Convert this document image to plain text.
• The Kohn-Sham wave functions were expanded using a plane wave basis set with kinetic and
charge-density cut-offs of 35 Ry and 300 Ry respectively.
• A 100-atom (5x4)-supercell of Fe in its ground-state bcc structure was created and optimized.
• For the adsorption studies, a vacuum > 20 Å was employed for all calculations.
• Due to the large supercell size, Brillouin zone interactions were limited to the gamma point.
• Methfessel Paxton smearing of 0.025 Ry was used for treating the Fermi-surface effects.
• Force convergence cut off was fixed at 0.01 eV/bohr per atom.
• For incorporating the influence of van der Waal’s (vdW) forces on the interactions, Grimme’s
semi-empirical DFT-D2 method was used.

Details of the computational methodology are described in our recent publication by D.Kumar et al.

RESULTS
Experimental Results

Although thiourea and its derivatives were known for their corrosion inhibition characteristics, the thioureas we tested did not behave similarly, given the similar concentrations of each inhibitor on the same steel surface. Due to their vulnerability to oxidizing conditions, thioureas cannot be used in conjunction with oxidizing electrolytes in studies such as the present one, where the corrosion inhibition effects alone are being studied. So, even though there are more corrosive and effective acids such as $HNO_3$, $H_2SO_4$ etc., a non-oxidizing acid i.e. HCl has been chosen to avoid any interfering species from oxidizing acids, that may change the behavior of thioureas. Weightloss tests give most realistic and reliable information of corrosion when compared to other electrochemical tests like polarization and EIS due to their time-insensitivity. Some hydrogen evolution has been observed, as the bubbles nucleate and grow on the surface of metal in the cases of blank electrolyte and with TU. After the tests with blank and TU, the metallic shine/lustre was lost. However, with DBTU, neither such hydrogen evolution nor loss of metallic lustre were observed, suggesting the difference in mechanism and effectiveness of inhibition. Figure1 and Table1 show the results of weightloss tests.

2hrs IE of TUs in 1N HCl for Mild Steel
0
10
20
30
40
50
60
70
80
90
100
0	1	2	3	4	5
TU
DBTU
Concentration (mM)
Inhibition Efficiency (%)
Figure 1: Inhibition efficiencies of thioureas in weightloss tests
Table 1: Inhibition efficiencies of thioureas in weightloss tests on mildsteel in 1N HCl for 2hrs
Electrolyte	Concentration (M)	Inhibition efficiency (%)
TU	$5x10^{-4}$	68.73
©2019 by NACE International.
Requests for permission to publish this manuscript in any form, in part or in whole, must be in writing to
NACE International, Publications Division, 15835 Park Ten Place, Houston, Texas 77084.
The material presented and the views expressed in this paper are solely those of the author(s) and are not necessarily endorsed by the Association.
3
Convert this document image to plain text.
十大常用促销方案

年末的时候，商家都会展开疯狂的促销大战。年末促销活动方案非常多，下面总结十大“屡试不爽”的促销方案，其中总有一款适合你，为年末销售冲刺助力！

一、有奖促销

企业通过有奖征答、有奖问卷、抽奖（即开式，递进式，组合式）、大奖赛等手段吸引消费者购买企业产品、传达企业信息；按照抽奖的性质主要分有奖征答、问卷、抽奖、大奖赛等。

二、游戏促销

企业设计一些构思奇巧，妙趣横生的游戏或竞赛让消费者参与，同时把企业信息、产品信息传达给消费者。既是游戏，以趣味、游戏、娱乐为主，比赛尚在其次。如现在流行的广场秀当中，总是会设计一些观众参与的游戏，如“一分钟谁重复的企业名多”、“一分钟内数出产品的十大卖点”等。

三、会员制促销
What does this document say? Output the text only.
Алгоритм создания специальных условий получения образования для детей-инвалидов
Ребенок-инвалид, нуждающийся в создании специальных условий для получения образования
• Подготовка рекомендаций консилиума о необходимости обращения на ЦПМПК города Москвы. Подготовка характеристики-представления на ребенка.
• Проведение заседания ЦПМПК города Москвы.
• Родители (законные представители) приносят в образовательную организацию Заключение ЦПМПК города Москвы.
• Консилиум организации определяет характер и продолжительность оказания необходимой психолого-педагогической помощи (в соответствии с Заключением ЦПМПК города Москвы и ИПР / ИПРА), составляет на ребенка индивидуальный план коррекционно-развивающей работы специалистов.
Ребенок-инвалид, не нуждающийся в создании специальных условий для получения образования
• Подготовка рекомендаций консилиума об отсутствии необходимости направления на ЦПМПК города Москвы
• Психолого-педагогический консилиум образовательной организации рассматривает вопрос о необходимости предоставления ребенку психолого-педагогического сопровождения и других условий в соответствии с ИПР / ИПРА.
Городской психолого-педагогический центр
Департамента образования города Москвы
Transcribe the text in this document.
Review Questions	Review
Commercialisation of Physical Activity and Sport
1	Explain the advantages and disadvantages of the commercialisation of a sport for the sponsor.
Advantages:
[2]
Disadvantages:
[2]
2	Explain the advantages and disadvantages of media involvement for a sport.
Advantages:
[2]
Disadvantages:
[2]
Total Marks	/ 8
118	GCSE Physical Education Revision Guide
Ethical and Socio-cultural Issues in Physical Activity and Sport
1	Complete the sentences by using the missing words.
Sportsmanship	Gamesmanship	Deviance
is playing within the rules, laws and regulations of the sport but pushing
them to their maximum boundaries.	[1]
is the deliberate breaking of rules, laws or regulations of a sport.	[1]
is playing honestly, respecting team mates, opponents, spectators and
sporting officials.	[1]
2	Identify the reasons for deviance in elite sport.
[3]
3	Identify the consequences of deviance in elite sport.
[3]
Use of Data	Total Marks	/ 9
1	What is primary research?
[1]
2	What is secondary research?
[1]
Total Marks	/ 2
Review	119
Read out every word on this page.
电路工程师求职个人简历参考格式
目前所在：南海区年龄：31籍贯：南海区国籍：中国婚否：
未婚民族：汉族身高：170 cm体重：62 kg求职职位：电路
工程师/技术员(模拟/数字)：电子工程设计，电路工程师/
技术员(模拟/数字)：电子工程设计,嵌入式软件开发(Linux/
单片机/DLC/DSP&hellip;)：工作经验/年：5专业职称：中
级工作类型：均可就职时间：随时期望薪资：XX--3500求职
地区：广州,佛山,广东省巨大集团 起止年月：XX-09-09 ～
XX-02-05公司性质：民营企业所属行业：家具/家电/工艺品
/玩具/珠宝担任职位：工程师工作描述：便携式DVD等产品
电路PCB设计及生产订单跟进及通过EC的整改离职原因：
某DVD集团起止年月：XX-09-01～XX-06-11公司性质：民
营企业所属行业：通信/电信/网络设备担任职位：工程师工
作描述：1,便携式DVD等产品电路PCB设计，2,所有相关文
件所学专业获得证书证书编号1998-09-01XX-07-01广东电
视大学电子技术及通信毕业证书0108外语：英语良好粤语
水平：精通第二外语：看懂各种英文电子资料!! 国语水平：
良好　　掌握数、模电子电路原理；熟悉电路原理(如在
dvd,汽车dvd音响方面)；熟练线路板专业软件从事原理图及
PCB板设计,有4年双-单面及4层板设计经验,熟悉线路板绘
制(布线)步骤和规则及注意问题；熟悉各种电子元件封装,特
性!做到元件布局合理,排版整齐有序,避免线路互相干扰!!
------------------------
__Task statement__
Copy every line of the listing that includes the string "regulations".

__Exercise output__
is playing within the rules, laws and regulations of the sport but pushing
is the deliberate breaking of rules, laws or regulations of a sport.	[1]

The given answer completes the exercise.